YOUR TASK: Return, exactly as they appear, the items from the very start through the line that contains "colorbar-label: 34: [969, 165, 983, 177]", including that line.

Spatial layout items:
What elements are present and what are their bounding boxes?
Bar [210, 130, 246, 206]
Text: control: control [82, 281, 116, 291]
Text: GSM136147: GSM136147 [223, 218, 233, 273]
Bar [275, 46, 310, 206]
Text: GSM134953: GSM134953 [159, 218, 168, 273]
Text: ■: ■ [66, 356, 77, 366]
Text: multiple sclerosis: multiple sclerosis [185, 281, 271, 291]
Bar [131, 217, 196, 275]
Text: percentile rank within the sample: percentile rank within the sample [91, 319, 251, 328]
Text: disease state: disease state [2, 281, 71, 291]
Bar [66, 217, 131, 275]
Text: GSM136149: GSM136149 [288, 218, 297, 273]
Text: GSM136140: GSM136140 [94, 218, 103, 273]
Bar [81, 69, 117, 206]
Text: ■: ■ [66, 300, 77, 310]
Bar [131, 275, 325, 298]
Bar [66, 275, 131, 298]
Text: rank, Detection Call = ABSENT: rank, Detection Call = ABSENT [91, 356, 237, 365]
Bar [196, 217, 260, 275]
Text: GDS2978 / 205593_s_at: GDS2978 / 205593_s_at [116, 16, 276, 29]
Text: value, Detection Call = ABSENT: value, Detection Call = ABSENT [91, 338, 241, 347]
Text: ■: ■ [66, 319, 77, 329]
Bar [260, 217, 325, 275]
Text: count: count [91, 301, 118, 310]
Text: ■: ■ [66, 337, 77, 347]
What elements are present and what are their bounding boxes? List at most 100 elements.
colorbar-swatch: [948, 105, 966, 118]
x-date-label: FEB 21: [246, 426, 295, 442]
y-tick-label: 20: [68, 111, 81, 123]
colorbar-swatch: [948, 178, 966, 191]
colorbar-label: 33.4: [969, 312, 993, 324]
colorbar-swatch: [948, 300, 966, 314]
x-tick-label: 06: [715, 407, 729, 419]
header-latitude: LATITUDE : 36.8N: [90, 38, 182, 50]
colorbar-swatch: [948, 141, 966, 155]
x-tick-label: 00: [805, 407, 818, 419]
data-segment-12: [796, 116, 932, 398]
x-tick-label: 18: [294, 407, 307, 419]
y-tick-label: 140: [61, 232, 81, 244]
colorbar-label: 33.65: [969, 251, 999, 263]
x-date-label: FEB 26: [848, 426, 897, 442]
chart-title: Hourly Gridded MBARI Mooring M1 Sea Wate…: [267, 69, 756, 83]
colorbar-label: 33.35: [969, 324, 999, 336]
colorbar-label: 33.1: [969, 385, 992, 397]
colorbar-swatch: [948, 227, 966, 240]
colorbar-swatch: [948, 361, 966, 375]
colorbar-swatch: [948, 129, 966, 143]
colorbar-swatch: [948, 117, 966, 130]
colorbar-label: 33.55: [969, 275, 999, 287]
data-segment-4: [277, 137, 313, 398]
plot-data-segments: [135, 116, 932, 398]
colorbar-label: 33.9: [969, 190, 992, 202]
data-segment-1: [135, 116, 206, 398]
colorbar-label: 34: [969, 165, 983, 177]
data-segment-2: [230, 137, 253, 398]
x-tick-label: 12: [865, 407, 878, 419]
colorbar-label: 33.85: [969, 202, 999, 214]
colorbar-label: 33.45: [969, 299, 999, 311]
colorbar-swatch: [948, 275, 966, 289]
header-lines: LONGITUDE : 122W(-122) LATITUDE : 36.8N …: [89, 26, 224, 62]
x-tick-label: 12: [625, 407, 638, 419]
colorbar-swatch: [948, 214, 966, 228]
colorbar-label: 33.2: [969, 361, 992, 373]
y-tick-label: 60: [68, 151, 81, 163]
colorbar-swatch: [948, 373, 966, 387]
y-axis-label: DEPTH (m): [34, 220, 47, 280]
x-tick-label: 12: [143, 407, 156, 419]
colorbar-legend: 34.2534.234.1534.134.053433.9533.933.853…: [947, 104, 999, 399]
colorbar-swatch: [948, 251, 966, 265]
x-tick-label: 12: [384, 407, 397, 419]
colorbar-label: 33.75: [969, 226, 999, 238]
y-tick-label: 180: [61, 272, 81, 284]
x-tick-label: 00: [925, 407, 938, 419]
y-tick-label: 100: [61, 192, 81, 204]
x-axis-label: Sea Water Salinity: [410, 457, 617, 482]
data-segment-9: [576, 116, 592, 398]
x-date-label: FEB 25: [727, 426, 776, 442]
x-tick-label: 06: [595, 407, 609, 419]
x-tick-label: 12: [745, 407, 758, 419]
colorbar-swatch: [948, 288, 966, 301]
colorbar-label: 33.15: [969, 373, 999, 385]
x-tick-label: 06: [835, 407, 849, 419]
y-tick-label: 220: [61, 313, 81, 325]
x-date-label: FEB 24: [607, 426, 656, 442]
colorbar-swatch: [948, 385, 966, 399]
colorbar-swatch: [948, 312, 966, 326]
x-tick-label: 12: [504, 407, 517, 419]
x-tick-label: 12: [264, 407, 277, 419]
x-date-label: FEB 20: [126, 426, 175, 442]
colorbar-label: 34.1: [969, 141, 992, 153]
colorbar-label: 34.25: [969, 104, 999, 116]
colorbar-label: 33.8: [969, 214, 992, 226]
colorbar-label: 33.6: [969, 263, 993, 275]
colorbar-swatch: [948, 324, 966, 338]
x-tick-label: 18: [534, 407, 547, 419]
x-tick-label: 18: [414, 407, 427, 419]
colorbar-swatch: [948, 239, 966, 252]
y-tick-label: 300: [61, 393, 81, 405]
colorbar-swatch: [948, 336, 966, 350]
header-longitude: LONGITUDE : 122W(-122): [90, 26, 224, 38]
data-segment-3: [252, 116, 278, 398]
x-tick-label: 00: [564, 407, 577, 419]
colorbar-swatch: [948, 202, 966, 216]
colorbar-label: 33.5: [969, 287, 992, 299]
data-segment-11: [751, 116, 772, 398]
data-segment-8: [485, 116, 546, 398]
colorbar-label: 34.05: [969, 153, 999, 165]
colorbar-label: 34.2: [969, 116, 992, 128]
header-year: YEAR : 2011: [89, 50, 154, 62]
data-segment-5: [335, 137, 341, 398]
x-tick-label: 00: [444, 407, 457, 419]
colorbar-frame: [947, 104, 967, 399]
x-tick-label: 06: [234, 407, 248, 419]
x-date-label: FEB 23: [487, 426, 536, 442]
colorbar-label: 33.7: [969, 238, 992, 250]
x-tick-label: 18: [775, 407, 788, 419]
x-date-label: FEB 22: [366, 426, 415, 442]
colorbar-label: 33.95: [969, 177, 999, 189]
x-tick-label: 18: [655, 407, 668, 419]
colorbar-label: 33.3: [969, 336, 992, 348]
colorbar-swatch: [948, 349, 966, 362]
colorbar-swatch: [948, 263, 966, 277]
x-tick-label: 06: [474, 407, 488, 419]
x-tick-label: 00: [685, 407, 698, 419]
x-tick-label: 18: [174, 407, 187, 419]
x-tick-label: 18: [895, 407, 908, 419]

WRITTEN ANSWER:
What elements are present and what are their bounding boxes?
Bar [210, 130, 246, 206]
Text: control: control [82, 281, 116, 291]
Text: GSM136147: GSM136147 [223, 218, 233, 273]
Bar [275, 46, 310, 206]
Text: GSM134953: GSM134953 [159, 218, 168, 273]
Text: ■: ■ [66, 356, 77, 366]
Text: multiple sclerosis: multiple sclerosis [185, 281, 271, 291]
Bar [131, 217, 196, 275]
Text: percentile rank within the sample: percentile rank within the sample [91, 319, 251, 328]
Text: disease state: disease state [2, 281, 71, 291]
Bar [66, 217, 131, 275]
Text: GSM136149: GSM136149 [288, 218, 297, 273]
Text: GSM136140: GSM136140 [94, 218, 103, 273]
Bar [81, 69, 117, 206]
Text: ■: ■ [66, 300, 77, 310]
Bar [131, 275, 325, 298]
Bar [66, 275, 131, 298]
Text: rank, Detection Call = ABSENT: rank, Detection Call = ABSENT [91, 356, 237, 365]
Bar [196, 217, 260, 275]
Text: GDS2978 / 205593_s_at: GDS2978 / 205593_s_at [116, 16, 276, 29]
Text: value, Detection Call = ABSENT: value, Detection Call = ABSENT [91, 338, 241, 347]
Text: ■: ■ [66, 319, 77, 329]
Bar [260, 217, 325, 275]
Text: count: count [91, 301, 118, 310]
Text: ■: ■ [66, 337, 77, 347]
What elements are present and what are their bounding boxes? List at most 100 elements.
colorbar-swatch: [948, 105, 966, 118]
x-date-label: FEB 21: [246, 426, 295, 442]
y-tick-label: 20: [68, 111, 81, 123]
colorbar-swatch: [948, 178, 966, 191]
colorbar-label: 33.4: [969, 312, 993, 324]
colorbar-swatch: [948, 300, 966, 314]
x-tick-label: 06: [715, 407, 729, 419]
header-latitude: LATITUDE : 36.8N: [90, 38, 182, 50]
colorbar-swatch: [948, 141, 966, 155]
x-tick-label: 00: [805, 407, 818, 419]
data-segment-12: [796, 116, 932, 398]
x-tick-label: 18: [294, 407, 307, 419]
y-tick-label: 140: [61, 232, 81, 244]
colorbar-label: 33.65: [969, 251, 999, 263]
x-date-label: FEB 26: [848, 426, 897, 442]
chart-title: Hourly Gridded MBARI Mooring M1 Sea Wate…: [267, 69, 756, 83]
colorbar-label: 33.35: [969, 324, 999, 336]
colorbar-label: 33.1: [969, 385, 992, 397]
colorbar-swatch: [948, 227, 966, 240]
colorbar-swatch: [948, 361, 966, 375]
colorbar-swatch: [948, 129, 966, 143]
colorbar-swatch: [948, 117, 966, 130]
colorbar-label: 33.55: [969, 275, 999, 287]
data-segment-4: [277, 137, 313, 398]
plot-data-segments: [135, 116, 932, 398]
colorbar-label: 33.9: [969, 190, 992, 202]
data-segment-1: [135, 116, 206, 398]
colorbar-label: 34: [969, 165, 983, 177]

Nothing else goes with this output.